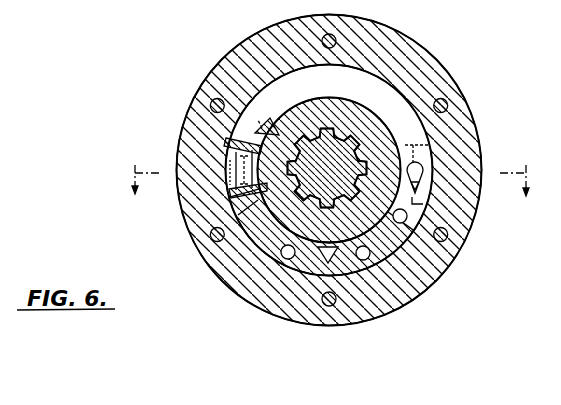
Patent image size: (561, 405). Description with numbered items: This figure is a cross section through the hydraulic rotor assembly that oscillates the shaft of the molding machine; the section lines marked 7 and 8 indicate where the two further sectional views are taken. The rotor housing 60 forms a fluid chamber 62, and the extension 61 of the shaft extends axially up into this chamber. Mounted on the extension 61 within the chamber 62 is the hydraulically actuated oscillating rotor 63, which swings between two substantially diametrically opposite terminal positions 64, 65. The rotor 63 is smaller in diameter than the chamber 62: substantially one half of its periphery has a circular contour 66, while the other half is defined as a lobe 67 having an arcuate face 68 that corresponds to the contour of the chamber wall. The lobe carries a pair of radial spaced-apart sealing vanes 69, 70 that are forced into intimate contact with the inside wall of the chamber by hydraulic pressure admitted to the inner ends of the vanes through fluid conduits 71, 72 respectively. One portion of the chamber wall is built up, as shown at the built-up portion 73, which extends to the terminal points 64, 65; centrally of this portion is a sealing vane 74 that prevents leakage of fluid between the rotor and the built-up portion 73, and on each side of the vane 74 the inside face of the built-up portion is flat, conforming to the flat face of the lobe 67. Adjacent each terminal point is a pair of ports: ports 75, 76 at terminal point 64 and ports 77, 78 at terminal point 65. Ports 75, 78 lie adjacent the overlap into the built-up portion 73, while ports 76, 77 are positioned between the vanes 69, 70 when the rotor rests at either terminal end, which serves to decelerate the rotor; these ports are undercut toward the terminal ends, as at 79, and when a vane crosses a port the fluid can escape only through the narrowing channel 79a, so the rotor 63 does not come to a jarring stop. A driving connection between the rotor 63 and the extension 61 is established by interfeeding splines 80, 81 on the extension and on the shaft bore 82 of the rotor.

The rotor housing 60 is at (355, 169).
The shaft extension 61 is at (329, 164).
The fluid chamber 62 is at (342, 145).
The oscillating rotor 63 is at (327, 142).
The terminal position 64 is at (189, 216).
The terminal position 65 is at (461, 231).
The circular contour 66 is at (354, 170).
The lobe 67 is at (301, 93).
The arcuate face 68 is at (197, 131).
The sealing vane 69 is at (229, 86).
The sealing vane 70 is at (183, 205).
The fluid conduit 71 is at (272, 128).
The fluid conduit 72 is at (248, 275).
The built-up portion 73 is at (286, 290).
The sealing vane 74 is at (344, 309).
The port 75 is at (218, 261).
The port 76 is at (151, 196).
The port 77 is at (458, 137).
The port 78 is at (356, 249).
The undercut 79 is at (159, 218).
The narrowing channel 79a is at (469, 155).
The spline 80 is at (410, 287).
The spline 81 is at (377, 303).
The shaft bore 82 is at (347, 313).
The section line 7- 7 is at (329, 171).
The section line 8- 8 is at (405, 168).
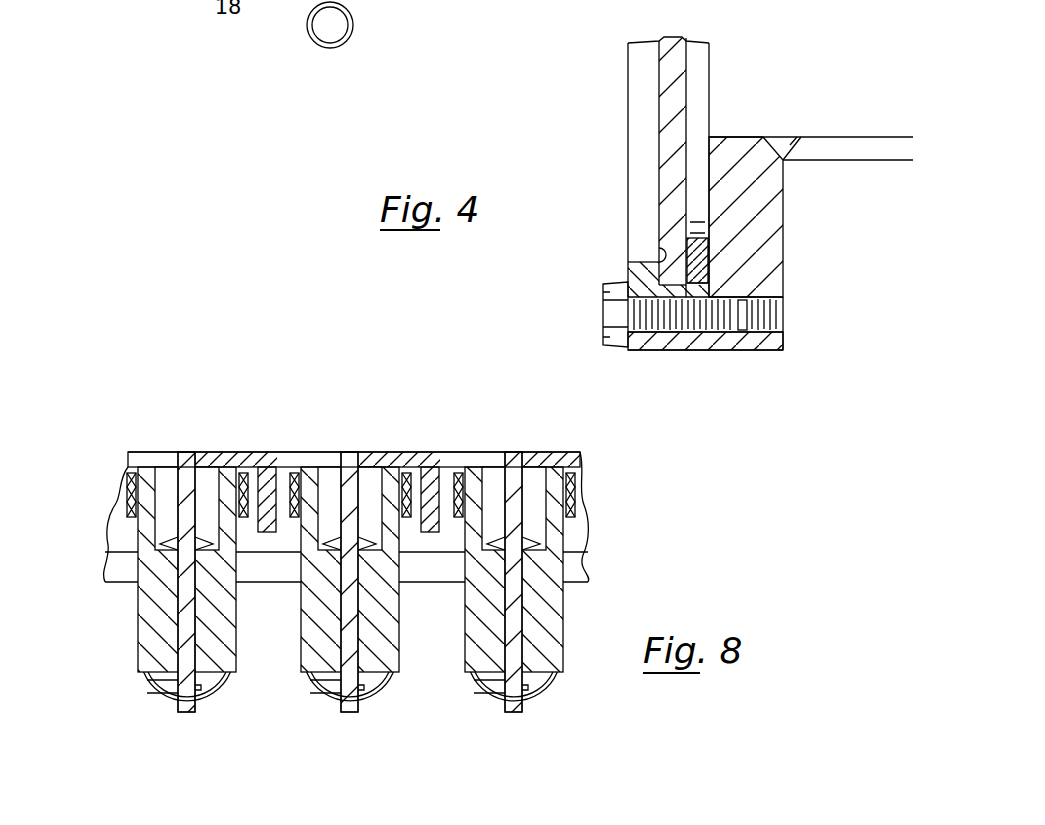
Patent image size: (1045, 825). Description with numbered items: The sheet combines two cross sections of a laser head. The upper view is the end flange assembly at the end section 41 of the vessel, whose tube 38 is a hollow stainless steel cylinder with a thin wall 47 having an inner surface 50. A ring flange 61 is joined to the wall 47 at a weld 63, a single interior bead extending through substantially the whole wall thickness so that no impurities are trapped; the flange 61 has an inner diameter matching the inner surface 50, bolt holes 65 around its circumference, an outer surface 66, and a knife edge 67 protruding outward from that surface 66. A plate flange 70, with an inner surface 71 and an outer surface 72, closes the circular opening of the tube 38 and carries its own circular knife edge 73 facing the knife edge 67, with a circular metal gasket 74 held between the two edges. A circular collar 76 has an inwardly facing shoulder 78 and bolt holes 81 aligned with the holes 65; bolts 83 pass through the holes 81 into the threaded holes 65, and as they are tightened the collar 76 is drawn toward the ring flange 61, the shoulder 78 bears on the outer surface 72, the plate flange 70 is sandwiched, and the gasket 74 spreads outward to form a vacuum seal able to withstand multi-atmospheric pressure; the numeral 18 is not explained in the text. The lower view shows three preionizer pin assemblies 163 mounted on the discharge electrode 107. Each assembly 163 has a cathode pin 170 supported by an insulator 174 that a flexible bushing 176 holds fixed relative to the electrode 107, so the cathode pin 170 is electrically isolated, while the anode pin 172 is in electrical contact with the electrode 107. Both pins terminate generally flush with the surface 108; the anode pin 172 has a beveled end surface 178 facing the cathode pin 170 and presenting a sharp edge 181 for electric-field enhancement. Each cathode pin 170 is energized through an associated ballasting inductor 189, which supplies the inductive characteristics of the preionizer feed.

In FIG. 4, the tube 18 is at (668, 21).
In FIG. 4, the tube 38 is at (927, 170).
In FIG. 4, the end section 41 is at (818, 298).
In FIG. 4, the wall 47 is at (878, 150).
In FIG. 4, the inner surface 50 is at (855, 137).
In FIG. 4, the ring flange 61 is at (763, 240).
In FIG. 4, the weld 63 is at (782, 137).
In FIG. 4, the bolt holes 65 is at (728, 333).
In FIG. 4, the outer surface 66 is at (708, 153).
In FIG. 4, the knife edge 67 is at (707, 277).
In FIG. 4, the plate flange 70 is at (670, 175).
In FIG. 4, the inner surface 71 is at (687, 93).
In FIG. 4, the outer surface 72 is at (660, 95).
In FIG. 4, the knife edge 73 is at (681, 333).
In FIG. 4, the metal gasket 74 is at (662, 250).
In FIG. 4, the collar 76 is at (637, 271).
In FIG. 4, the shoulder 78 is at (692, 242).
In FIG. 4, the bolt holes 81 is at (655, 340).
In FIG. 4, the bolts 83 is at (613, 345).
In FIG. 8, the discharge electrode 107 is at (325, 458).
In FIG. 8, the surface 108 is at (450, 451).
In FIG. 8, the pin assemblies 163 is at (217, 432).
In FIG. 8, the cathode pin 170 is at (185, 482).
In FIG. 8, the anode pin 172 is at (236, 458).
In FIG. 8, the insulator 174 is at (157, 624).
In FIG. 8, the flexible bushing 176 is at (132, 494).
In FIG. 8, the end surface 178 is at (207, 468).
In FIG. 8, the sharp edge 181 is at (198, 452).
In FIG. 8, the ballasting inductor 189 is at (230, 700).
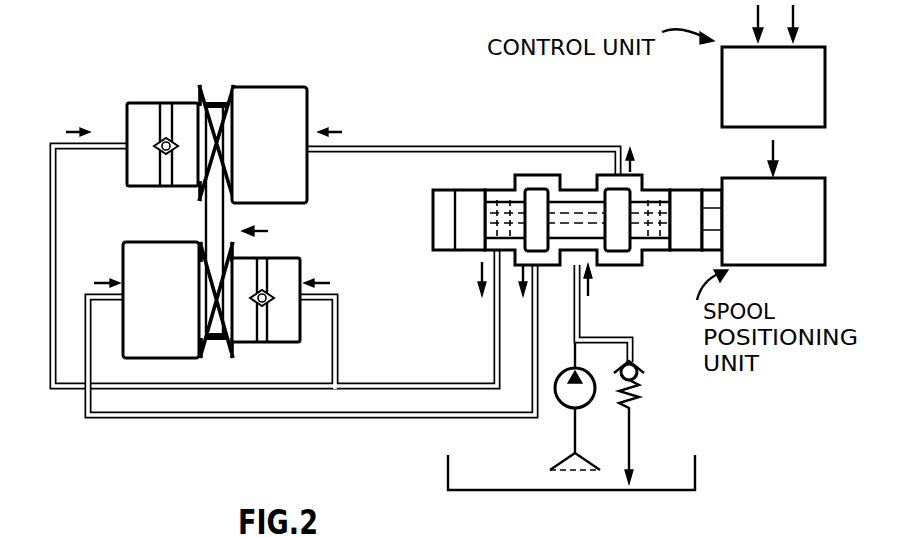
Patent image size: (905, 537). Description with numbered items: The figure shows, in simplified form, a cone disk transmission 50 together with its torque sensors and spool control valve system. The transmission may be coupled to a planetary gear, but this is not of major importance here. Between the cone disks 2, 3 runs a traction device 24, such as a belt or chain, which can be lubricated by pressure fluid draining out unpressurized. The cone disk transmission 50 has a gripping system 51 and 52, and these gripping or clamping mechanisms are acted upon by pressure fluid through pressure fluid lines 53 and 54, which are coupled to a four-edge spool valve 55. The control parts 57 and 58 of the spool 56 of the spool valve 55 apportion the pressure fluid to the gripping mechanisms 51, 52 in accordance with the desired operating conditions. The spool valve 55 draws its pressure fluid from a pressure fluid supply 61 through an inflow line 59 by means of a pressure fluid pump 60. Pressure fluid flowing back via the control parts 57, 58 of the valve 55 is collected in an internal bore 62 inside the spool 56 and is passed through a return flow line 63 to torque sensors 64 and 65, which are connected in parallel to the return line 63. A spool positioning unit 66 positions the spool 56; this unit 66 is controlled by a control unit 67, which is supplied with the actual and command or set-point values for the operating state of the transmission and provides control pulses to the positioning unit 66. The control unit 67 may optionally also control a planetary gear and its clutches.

---+---

● INSTRUCTIONS FOR THE TASK
List each line of the material above that contains the word "gripping".

● EXPECTED ANSWER
Patent image size: (905, 537). Description with numbered items: The figure shows, in simplified form, a cone disk transmission 50 together with its torque sensors and spool control valve system. The transmission may be coupled to a planetary gear, but this is not of major importance here. Between the cone disks 2, 3 runs a traction device 24, such as a belt or chain, which can be lubricated by pressure fluid draining out unpressurized. The cone disk transmission 50 has a gripping system 51 and 52, and these gripping or clamping mechanisms are acted upon by pressure fluid through pressure fluid lines 53 and 54, which are coupled to a four-edge spool valve 55. The control parts 57 and 58 of the spool 56 of the spool valve 55 apportion the pressure fluid to the gripping mechanisms 51, 52 in accordance with the desired operating conditions. The spool valve 55 draws its pressure fluid from a pressure fluid supply 61 through an inflow line 59 by means of a pressure fluid pump 60. Pressure fluid flowing back via the control parts 57, 58 of the valve 55 is collected in an internal bore 62 inside the spool 56 and is passed through a return flow line 63 to torque sensors 64 and 65, which are connected in parallel to the return line 63. A spool positioning unit 66 positions the spool 56; this unit 66 is controlled by a control unit 67, which is supplied with the actual and command or set-point values for the operating state of the transmission and provides control pulses to the positioning unit 66. The control unit 67 may optionally also control a planetary gear and its clutches.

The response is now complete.